+++ RECORDED INFORMATION +++

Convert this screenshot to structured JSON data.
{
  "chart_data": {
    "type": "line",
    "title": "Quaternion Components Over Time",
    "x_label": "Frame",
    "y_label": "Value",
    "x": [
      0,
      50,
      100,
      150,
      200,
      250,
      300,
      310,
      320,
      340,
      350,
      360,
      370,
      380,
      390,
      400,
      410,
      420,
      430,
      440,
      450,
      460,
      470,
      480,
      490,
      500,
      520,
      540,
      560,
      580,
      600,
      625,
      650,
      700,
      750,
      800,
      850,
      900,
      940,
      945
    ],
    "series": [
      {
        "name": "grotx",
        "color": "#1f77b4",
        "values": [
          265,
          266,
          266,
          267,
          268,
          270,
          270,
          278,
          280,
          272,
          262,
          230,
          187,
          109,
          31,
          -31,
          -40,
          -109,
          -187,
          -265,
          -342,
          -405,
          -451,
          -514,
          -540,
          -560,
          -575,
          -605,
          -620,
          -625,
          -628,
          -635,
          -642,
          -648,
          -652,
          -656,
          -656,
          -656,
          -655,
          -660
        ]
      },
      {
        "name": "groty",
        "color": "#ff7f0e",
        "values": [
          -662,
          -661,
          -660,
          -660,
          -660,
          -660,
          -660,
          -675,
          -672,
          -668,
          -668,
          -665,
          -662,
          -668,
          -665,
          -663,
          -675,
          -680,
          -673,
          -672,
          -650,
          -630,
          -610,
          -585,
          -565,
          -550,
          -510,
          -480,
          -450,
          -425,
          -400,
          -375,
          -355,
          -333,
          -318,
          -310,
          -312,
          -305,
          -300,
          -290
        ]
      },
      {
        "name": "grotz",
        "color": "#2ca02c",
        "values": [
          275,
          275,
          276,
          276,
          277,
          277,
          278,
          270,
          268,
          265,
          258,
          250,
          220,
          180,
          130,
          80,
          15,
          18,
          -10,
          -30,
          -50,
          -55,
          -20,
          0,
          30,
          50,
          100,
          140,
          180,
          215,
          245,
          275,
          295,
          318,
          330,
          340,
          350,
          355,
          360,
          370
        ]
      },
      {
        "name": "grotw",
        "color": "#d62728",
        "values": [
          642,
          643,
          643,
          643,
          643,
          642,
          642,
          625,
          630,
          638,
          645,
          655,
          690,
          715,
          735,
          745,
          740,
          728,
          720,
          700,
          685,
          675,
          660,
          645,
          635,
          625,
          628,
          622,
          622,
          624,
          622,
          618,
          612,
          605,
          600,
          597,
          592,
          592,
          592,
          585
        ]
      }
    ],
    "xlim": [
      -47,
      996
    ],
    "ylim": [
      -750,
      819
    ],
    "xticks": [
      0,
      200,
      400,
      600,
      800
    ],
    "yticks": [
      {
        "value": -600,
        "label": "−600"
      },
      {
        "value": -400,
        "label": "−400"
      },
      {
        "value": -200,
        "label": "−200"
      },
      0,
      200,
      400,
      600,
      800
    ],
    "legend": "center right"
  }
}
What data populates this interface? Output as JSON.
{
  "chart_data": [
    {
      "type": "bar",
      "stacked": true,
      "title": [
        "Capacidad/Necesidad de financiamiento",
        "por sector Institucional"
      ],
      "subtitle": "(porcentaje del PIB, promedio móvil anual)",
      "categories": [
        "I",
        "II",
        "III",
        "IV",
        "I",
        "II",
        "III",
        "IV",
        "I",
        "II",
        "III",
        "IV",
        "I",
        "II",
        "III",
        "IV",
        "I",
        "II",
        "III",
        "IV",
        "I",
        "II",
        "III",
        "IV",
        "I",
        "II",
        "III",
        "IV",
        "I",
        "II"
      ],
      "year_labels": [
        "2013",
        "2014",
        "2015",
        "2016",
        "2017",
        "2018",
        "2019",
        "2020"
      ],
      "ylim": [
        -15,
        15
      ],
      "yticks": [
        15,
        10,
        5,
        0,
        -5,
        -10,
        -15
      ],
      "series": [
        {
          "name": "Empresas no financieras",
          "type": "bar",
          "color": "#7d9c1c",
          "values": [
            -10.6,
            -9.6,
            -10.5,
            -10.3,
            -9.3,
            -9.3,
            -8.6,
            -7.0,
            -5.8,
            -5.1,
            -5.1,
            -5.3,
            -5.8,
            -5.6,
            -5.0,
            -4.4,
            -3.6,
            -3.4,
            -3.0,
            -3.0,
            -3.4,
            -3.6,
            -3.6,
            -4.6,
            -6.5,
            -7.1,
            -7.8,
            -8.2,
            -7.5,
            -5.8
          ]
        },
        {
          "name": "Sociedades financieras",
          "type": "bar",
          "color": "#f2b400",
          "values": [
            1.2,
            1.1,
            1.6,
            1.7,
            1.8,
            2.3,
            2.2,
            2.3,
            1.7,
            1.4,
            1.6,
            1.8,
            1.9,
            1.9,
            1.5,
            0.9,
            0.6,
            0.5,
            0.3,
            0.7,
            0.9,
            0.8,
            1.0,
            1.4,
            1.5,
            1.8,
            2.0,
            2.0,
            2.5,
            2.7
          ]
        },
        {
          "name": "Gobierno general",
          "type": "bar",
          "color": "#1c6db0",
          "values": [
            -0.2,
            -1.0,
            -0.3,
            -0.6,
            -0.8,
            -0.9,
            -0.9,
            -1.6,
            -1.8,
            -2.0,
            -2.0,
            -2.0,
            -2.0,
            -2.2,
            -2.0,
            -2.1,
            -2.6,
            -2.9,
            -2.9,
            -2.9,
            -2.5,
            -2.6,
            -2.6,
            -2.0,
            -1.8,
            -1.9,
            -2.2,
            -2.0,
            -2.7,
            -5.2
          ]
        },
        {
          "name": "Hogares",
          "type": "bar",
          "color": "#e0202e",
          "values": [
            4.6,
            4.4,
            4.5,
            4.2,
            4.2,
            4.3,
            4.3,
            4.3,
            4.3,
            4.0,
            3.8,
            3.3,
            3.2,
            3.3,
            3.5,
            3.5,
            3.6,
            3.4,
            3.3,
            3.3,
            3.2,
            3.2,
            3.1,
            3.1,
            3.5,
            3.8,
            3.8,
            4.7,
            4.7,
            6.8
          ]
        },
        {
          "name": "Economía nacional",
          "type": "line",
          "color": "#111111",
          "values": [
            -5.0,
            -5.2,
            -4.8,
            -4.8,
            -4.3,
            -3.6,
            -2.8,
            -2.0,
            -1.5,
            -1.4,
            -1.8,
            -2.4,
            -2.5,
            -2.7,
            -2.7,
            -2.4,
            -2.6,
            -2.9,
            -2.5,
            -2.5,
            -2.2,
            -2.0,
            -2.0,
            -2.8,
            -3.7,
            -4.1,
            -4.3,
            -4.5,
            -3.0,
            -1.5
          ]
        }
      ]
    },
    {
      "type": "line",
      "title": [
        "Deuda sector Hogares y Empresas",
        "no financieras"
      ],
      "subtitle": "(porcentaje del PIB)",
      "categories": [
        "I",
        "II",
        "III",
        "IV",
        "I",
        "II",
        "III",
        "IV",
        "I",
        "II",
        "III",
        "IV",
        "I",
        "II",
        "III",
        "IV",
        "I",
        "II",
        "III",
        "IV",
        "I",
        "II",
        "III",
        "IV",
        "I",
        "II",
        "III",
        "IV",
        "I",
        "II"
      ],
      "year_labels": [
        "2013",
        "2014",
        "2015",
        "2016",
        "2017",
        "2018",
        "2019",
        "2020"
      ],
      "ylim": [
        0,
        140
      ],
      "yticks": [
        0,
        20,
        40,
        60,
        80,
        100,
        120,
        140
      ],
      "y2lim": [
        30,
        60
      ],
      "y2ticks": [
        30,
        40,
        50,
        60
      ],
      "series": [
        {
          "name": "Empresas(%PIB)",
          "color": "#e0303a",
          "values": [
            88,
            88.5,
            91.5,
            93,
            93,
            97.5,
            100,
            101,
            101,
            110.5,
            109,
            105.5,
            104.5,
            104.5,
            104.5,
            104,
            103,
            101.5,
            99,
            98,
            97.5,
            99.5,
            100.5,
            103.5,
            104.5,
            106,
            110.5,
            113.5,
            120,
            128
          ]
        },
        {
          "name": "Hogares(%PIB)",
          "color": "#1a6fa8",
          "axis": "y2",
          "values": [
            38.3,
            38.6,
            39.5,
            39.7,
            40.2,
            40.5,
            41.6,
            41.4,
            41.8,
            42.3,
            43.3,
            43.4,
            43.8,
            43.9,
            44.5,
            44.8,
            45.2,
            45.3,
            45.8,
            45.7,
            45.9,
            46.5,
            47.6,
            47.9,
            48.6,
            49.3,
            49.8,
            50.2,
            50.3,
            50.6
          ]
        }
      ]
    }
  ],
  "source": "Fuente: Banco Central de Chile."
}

+++

Scan the material for lines with the word "color", and copy each line you find.

ANSWER:
        "color": "#1f77b4",
        "color": "#ff7f0e",
        "color": "#2ca02c",
        "color": "#d62728",
          "color": "#7d9c1c",
          "color": "#f2b400",
          "color": "#1c6db0",
          "color": "#e0202e",
          "color": "#111111",
          "color": "#e0303a",
          "color": "#1a6fa8",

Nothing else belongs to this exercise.